In the listing below, locate the lines bearing the word "آستانه". Copy every one of them.

— begin LISTED RECORDS —

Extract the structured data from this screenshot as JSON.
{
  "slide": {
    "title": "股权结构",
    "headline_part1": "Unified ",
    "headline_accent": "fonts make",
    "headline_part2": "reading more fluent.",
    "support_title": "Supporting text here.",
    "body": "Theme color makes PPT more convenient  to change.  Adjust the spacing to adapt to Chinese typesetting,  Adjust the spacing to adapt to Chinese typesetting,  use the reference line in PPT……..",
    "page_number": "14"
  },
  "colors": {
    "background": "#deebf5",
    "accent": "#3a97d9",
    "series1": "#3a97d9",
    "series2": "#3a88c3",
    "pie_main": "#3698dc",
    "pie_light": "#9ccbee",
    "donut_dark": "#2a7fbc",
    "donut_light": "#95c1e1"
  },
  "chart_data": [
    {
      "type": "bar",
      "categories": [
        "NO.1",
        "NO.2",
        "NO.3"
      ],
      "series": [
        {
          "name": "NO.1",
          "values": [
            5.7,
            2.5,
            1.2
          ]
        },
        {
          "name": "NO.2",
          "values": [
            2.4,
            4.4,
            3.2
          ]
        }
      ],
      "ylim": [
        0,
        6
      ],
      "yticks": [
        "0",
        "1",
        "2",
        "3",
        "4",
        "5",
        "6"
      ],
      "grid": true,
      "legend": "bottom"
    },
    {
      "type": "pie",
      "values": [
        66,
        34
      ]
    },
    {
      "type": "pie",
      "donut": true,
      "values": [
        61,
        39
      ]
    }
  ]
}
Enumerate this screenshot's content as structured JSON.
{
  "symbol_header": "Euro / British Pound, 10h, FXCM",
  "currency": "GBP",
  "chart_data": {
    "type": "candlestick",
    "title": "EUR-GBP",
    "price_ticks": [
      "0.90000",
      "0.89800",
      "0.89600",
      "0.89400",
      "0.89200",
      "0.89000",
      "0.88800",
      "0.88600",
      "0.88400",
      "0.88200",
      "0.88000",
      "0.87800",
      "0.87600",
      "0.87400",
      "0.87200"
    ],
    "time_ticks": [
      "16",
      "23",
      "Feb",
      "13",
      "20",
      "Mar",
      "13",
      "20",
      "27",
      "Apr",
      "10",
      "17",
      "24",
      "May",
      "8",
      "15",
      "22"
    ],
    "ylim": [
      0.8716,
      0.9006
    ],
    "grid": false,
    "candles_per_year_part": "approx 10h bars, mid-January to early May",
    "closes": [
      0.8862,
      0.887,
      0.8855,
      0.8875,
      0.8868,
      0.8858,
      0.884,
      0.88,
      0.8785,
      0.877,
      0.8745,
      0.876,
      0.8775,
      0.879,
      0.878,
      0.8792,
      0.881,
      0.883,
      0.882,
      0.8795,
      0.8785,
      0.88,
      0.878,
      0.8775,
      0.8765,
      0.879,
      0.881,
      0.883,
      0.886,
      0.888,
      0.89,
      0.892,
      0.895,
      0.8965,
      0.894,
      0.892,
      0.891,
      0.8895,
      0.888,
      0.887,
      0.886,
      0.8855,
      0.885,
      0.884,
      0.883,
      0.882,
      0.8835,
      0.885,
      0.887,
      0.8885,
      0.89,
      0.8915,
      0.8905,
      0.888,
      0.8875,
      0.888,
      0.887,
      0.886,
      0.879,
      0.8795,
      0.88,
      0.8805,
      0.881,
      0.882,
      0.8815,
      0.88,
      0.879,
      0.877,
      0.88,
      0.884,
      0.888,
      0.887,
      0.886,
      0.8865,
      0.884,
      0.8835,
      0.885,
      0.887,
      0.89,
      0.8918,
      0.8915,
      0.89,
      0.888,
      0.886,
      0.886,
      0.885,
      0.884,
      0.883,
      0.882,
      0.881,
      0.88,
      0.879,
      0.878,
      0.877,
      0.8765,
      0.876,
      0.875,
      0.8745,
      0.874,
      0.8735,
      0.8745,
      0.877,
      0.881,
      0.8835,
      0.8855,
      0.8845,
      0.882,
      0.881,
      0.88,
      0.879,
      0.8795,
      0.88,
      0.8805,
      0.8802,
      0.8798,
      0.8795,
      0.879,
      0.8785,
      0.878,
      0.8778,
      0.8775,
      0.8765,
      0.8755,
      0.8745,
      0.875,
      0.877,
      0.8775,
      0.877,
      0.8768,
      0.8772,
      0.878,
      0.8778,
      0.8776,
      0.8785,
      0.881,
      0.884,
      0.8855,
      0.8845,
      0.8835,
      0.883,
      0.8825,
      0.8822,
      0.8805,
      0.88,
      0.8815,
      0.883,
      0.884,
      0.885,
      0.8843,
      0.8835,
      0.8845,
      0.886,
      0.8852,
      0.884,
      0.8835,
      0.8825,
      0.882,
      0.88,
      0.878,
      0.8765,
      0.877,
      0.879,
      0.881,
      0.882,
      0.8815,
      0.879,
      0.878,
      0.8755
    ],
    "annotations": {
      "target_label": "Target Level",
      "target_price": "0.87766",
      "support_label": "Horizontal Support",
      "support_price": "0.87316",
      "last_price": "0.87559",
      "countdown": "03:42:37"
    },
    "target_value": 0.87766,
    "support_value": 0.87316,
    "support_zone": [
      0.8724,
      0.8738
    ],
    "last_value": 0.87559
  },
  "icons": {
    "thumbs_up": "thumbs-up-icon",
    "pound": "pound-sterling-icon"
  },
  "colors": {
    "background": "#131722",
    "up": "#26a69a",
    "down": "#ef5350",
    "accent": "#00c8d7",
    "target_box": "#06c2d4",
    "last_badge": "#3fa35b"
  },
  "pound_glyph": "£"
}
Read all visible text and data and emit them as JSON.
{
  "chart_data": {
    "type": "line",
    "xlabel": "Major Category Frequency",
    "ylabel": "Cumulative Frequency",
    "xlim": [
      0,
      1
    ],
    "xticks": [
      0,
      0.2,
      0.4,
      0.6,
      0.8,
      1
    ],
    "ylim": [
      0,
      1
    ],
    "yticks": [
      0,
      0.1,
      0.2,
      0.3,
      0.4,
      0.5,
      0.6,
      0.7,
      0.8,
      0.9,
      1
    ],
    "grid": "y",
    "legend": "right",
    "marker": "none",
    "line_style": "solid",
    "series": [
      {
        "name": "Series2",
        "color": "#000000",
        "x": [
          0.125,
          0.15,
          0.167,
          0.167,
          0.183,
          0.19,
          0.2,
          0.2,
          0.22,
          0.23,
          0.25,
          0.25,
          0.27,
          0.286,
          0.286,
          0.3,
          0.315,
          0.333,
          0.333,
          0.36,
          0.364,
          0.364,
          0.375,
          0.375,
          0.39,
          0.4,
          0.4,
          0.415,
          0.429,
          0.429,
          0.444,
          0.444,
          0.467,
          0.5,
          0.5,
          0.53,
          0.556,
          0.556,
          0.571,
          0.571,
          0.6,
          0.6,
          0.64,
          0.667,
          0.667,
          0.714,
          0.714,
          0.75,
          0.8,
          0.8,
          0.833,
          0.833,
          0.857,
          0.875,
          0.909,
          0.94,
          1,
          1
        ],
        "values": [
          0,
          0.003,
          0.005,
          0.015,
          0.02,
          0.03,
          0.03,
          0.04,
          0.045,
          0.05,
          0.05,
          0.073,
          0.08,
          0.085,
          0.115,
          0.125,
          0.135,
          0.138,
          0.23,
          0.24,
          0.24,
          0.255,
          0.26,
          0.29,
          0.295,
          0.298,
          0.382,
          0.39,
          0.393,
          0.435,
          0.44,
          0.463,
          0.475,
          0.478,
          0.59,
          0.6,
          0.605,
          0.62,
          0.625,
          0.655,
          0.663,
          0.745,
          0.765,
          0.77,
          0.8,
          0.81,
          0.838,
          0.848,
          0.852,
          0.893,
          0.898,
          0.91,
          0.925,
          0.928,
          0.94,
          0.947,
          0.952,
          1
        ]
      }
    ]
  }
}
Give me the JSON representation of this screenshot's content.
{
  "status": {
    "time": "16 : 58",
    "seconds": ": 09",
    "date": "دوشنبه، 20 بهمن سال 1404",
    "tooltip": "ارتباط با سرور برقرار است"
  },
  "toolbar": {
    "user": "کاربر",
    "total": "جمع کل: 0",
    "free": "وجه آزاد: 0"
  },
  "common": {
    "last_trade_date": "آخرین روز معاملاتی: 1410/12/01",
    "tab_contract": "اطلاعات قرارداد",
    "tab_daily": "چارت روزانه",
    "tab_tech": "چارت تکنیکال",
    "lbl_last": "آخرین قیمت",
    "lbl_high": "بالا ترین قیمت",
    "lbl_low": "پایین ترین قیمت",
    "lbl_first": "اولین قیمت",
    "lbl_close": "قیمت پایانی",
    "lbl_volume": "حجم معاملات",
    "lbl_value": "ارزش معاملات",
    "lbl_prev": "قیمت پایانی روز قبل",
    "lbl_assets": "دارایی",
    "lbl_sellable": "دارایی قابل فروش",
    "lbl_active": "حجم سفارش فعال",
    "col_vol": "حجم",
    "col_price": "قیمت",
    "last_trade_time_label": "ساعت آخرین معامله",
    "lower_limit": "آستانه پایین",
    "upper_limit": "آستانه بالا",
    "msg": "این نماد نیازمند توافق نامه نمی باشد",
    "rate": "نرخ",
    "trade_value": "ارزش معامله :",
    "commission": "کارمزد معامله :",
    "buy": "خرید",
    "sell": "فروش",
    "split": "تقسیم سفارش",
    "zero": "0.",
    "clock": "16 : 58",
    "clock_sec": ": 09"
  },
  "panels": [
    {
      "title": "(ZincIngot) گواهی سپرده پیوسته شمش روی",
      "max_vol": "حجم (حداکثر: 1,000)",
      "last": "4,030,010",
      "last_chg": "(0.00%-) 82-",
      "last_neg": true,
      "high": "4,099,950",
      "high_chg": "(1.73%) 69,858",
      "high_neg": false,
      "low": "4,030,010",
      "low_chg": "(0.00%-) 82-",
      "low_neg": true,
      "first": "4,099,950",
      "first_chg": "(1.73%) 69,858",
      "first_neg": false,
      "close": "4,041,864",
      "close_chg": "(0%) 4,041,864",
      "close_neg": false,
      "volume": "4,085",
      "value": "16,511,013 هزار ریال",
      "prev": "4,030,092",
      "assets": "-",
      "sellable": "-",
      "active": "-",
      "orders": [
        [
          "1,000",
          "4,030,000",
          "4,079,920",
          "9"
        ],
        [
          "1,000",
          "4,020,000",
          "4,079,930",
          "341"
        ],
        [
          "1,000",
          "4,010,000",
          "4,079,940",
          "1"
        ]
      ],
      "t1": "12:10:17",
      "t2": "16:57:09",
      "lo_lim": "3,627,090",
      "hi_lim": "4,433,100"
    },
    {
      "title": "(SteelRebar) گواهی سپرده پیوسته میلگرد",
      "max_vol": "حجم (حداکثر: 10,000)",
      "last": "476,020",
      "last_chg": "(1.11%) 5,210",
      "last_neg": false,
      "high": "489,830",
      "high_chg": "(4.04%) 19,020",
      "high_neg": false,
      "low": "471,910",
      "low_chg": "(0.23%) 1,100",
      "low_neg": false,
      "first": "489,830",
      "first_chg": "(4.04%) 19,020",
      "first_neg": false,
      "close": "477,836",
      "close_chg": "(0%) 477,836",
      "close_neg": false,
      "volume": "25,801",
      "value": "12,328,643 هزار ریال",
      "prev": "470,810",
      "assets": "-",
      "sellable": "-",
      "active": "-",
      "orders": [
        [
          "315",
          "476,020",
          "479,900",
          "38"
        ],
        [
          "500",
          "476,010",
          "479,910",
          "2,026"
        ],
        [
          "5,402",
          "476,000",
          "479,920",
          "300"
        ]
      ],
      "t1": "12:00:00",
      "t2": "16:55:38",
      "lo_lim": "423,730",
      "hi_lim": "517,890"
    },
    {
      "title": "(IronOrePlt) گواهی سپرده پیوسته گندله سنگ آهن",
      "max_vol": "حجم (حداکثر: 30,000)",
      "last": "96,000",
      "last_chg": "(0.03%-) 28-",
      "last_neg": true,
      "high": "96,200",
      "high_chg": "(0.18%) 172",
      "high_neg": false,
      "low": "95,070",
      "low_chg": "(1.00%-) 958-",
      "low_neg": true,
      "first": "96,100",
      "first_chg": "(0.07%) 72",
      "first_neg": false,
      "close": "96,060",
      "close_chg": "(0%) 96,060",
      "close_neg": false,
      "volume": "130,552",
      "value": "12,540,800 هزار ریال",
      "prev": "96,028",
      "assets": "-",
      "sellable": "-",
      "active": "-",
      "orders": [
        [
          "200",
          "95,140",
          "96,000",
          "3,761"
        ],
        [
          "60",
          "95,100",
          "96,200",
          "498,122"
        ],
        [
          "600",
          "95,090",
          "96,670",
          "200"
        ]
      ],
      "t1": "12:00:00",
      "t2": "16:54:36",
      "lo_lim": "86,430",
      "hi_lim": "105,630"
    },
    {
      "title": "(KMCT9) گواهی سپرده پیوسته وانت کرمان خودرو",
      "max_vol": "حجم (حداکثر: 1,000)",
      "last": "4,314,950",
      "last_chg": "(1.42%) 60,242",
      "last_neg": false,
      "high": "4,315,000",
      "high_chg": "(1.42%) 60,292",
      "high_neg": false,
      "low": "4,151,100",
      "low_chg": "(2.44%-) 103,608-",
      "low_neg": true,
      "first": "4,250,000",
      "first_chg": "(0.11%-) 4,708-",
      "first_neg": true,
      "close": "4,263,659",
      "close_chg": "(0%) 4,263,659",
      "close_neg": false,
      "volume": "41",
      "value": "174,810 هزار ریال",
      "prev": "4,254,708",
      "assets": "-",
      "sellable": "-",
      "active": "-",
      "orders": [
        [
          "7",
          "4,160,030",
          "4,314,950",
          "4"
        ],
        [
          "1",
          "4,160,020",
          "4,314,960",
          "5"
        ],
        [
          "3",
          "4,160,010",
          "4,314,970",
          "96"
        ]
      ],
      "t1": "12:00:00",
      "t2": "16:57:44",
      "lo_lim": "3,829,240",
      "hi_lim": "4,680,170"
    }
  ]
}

— end LISTED RECORDS —

TASK OUTPUT>
    "lower_limit": "آستانه پایین",
    "upper_limit": "آستانه بالا",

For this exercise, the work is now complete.